Exercise: Each entry should be quoted word for word, including every mark of punctuation.

(Dataset items)
— BEGIN —

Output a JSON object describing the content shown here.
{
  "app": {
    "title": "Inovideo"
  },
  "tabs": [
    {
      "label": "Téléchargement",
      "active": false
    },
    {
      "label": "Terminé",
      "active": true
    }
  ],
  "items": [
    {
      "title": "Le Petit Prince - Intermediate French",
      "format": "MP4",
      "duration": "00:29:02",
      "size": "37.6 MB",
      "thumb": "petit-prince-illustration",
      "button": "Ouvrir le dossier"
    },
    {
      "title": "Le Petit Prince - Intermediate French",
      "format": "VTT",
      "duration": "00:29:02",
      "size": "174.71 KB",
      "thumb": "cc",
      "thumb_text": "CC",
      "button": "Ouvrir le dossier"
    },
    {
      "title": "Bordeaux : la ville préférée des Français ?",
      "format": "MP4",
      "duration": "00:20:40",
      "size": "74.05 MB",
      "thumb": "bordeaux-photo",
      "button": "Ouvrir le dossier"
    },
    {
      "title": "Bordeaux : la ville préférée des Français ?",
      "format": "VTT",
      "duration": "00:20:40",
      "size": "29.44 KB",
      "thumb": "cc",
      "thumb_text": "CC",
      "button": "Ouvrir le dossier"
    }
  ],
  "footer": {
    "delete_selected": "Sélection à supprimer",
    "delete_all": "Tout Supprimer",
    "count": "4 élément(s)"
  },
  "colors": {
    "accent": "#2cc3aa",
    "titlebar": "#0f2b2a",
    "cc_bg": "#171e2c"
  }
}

— END —

Solution to the exercise:
Output a JSON object describing the content shown here.
{
  "app": {
    "title": "Inovideo"
  },
  "tabs": [
    {
      "label": "Téléchargement",
      "active": false
    },
    {
      "label": "Terminé",
      "active": true
    }
  ],
  "items": [
    {
      "title": "Le Petit Prince - Intermediate French",
      "format": "MP4",
      "duration": "00:29:02",
      "size": "37.6 MB",
      "thumb": "petit-prince-illustration",
      "button": "Ouvrir le dossier"
    },
    {
      "title": "Le Petit Prince - Intermediate French",
      "format": "VTT",
      "duration": "00:29:02",
      "size": "174.71 KB",
      "thumb": "cc",
      "thumb_text": "CC",
      "button": "Ouvrir le dossier"
    },
    {
      "title": "Bordeaux : la ville préférée des Français ?",
      "format": "MP4",
      "duration": "00:20:40",
      "size": "74.05 MB",
      "thumb": "bordeaux-photo",
      "button": "Ouvrir le dossier"
    },
    {
      "title": "Bordeaux : la ville préférée des Français ?",
      "format": "VTT",
      "duration": "00:20:40",
      "size": "29.44 KB",
      "thumb": "cc",
      "thumb_text": "CC",
      "button": "Ouvrir le dossier"
    }
  ],
  "footer": {
    "delete_selected": "Sélection à supprimer",
    "delete_all": "Tout Supprimer",
    "count": "4 élément(s)"
  },
  "colors": {
    "accent": "#2cc3aa",
    "titlebar": "#0f2b2a",
    "cc_bg": "#171e2c"
  }
}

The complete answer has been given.